- [Goal of the exercise] Sift the listing for lines that hold the string "Professional" and pull them out.

- [Items]

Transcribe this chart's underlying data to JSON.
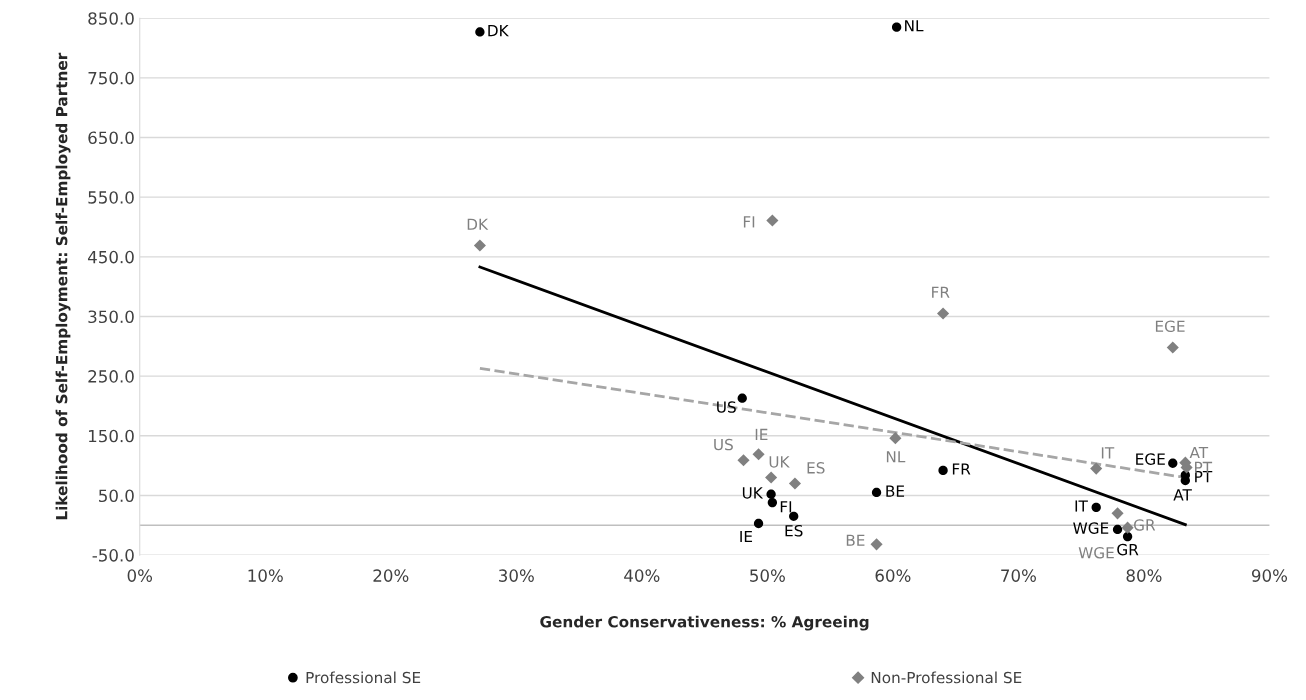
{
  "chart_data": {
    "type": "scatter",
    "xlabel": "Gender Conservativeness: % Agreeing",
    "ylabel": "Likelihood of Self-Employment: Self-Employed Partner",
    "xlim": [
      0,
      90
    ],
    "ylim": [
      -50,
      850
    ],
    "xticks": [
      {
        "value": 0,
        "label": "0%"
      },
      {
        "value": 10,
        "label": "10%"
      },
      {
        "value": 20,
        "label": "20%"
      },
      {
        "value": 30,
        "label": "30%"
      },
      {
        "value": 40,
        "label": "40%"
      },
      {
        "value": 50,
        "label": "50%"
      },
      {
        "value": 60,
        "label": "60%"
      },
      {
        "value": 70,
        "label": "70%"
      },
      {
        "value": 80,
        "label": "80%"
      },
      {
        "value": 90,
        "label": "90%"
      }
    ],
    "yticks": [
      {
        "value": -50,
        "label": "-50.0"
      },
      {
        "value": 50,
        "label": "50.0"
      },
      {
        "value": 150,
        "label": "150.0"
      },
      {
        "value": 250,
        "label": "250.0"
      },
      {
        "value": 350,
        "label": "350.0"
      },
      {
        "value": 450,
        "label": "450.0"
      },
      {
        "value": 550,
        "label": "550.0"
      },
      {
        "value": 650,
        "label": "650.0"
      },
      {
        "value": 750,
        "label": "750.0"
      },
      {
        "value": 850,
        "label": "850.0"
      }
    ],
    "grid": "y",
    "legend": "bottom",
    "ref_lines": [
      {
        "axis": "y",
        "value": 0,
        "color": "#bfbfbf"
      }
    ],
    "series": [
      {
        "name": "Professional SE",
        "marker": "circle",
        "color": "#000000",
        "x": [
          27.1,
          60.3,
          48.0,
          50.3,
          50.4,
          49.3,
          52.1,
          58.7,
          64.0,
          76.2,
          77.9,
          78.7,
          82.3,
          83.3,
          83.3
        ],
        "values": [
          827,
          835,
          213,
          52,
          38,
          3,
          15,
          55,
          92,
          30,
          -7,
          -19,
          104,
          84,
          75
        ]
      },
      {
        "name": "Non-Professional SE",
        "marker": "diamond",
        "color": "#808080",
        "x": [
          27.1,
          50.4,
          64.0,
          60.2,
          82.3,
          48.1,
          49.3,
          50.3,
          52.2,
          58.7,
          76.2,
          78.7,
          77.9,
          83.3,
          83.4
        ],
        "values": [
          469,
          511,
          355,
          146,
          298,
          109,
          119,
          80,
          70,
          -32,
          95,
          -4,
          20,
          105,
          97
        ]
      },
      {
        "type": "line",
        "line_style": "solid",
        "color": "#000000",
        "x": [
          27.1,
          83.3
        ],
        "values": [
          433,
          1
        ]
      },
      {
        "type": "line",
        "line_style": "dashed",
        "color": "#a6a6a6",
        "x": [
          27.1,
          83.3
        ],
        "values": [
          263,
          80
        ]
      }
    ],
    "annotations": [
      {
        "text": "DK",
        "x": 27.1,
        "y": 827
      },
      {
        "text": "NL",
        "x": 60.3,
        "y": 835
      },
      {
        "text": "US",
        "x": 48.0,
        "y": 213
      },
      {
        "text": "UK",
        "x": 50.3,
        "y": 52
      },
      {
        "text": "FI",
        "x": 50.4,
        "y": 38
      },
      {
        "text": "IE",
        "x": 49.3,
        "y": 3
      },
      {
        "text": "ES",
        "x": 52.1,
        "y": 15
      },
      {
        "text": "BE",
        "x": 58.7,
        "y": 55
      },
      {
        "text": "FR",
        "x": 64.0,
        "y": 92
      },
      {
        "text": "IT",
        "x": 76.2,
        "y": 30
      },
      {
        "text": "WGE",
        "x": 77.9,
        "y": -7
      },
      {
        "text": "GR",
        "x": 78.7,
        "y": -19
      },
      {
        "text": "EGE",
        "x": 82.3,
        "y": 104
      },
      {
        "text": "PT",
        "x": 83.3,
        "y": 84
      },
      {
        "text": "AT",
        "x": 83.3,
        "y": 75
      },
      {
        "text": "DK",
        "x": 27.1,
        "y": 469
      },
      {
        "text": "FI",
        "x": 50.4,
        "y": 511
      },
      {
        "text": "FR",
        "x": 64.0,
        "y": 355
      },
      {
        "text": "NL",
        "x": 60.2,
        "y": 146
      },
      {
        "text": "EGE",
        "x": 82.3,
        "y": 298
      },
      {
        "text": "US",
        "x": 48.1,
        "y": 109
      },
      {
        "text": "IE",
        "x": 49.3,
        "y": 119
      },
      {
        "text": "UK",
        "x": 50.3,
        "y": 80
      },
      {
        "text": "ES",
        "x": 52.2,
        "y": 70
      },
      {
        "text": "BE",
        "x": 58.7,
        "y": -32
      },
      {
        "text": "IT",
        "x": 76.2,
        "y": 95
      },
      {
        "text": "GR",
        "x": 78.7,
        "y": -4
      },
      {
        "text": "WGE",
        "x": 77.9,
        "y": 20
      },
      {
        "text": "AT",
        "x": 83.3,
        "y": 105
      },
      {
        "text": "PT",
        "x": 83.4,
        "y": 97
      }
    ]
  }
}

---

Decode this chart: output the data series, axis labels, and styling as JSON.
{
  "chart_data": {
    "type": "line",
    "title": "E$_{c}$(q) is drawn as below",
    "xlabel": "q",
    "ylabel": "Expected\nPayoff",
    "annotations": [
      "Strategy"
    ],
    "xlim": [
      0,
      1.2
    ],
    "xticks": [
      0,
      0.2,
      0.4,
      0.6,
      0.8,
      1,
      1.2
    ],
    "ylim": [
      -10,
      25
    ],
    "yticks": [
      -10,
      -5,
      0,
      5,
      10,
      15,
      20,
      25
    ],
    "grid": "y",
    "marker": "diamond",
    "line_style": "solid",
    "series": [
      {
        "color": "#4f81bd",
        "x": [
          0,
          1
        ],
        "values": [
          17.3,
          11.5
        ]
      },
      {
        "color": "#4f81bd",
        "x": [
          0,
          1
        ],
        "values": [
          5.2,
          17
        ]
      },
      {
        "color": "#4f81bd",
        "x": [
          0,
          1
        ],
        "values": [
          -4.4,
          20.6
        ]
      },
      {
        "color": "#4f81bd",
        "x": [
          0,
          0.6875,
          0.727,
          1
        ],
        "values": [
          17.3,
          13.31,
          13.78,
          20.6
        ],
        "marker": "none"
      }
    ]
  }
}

==

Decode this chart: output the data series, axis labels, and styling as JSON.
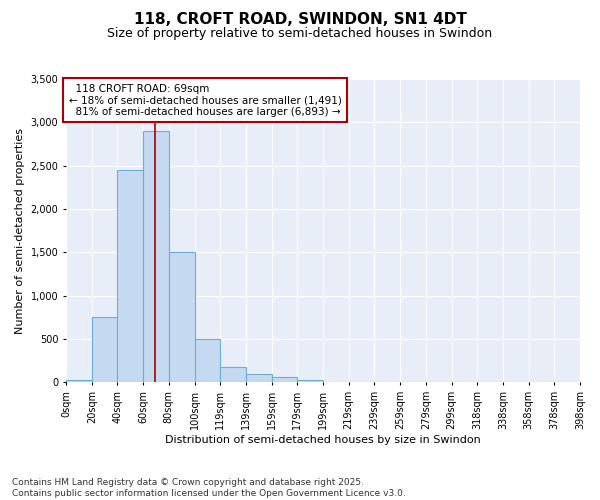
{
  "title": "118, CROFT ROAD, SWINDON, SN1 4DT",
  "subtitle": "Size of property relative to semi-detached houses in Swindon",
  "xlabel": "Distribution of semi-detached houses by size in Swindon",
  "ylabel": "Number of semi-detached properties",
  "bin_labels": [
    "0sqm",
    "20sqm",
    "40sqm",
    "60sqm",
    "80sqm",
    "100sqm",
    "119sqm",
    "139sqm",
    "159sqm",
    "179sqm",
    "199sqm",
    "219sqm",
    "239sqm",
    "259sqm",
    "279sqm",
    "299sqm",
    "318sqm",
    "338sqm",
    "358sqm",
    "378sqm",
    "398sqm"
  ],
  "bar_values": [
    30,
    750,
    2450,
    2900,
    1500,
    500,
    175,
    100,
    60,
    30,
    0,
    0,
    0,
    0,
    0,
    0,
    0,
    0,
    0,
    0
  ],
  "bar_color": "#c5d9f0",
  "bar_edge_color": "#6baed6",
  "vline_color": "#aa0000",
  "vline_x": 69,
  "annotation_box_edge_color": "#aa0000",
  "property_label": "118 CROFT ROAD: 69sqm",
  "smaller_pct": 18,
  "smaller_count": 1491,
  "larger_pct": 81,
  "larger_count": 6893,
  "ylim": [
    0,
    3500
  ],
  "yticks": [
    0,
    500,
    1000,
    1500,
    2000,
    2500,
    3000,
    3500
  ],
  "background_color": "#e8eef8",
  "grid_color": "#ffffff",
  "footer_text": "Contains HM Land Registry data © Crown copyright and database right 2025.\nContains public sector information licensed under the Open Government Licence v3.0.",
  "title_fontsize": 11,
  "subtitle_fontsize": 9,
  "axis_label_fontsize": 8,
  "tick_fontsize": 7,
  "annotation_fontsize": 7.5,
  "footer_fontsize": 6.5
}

- [The reply]
        "name": "Professional SE",
        "name": "Non-Professional SE",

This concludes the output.